◆ Data excerpts ◆
----------

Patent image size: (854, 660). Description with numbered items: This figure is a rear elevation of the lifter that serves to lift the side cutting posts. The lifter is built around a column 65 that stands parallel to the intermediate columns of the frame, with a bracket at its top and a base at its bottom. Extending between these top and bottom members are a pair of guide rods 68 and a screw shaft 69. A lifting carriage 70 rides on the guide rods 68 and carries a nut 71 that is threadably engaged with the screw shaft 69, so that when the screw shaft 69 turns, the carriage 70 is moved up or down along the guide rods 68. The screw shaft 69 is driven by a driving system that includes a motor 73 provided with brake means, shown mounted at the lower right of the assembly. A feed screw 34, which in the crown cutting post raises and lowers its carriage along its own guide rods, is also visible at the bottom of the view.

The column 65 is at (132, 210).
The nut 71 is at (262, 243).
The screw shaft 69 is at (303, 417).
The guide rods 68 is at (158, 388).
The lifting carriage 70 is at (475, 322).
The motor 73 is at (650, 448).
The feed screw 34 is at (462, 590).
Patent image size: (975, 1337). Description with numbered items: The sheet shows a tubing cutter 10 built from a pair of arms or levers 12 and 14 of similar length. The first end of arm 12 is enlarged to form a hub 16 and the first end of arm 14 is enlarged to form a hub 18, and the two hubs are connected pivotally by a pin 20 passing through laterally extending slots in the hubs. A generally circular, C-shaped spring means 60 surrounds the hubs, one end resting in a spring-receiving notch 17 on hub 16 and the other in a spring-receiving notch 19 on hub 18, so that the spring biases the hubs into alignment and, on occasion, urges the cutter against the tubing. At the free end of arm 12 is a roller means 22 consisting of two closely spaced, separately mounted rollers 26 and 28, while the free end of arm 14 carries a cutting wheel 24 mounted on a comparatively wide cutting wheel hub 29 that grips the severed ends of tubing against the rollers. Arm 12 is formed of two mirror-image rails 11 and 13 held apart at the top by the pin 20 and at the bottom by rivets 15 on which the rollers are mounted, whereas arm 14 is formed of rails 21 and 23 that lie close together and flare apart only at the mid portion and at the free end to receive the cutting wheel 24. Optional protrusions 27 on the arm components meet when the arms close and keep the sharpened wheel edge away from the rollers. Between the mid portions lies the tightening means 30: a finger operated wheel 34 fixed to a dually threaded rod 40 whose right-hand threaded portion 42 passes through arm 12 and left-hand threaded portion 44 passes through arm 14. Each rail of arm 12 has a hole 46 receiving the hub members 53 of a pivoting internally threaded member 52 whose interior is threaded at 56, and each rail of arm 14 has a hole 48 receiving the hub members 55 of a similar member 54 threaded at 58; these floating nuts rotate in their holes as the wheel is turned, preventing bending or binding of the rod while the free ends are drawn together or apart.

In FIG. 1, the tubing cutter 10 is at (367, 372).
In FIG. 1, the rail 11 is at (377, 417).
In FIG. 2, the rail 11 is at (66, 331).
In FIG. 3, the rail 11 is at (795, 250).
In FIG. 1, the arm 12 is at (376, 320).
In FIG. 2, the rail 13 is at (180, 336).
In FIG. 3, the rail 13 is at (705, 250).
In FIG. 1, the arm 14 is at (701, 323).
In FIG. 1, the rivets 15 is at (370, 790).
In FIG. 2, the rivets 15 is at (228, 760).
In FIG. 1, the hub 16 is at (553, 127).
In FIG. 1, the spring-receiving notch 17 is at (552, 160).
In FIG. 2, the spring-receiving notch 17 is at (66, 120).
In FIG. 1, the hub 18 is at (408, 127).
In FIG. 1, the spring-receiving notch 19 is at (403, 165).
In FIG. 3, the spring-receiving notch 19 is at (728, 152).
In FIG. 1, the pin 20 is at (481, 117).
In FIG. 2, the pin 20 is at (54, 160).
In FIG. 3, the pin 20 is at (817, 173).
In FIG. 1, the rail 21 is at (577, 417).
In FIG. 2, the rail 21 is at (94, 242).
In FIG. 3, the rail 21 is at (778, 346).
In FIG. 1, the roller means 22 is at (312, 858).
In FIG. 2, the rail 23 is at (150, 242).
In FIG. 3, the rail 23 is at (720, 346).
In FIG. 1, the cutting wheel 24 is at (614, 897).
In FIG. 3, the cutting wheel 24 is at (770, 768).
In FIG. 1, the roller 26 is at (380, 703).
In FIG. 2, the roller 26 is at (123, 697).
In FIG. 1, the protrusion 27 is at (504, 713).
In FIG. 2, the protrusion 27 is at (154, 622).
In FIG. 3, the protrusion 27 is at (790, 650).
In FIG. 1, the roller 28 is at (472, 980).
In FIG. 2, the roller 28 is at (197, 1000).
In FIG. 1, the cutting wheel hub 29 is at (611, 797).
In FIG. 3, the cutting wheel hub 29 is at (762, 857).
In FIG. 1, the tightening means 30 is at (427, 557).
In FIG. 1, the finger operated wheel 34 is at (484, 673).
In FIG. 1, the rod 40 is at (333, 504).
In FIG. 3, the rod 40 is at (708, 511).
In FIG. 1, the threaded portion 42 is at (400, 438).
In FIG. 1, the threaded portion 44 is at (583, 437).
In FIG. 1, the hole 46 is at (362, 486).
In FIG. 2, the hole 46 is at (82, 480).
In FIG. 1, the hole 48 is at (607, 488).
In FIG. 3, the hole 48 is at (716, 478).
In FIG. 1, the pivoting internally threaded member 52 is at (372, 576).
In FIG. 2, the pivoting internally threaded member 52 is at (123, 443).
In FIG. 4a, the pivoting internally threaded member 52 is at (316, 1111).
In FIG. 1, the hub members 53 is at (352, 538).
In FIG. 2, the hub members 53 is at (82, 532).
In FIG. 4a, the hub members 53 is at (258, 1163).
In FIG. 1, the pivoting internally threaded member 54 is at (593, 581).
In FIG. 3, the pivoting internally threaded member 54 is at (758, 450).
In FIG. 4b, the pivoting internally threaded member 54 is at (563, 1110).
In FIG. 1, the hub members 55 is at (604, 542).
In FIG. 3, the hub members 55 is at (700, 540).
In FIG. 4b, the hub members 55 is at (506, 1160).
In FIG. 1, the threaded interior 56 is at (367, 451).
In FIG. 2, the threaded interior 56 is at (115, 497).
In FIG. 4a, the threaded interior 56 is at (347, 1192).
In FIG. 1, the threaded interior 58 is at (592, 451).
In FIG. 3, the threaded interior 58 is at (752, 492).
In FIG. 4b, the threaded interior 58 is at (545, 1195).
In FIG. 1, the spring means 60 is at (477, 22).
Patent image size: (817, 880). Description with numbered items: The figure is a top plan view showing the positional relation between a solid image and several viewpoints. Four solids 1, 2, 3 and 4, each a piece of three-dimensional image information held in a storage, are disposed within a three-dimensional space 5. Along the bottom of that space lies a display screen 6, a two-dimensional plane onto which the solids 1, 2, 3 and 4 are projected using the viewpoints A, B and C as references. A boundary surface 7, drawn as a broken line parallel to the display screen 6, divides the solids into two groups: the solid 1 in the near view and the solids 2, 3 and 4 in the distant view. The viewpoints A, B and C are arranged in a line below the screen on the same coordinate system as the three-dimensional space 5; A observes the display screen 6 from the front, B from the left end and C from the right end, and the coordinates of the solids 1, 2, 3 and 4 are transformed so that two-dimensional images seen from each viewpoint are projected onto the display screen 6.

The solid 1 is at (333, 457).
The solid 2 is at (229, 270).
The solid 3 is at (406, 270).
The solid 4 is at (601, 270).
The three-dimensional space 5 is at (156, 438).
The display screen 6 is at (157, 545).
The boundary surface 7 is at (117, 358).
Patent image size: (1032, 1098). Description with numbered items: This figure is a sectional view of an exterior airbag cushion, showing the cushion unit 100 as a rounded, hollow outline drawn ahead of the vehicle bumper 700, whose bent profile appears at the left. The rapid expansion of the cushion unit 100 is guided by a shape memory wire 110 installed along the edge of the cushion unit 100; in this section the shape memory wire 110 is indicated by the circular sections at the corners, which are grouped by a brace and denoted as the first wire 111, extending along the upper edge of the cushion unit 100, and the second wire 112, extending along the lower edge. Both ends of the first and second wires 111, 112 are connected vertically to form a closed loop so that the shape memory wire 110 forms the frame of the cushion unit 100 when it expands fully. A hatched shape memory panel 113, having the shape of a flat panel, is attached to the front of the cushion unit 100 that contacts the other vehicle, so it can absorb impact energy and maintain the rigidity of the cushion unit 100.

----------

◆ Problem to solve ◆
Rewrite the items starting at the top and going on through the line with "The feed screw 34 is at (462, 590).", putting "hoist" wherever "lifter" appears and changing nothing else.

◆ The solution ◆
Patent image size: (854, 660). Description with numbered items: This figure is a rear elevation of the hoist that serves to lift the side cutting posts. The hoist is built around a column 65 that stands parallel to the intermediate columns of the frame, with a bracket at its top and a base at its bottom. Extending between these top and bottom members are a pair of guide rods 68 and a screw shaft 69. A lifting carriage 70 rides on the guide rods 68 and carries a nut 71 that is threadably engaged with the screw shaft 69, so that when the screw shaft 69 turns, the carriage 70 is moved up or down along the guide rods 68. The screw shaft 69 is driven by a driving system that includes a motor 73 provided with brake means, shown mounted at the lower right of the assembly. A feed screw 34, which in the crown cutting post raises and lowers its carriage along its own guide rods, is also visible at the bottom of the view.

The column 65 is at (132, 210).
The nut 71 is at (262, 243).
The screw shaft 69 is at (303, 417).
The guide rods 68 is at (158, 388).
The lifting carriage 70 is at (475, 322).
The motor 73 is at (650, 448).
The feed screw 34 is at (462, 590).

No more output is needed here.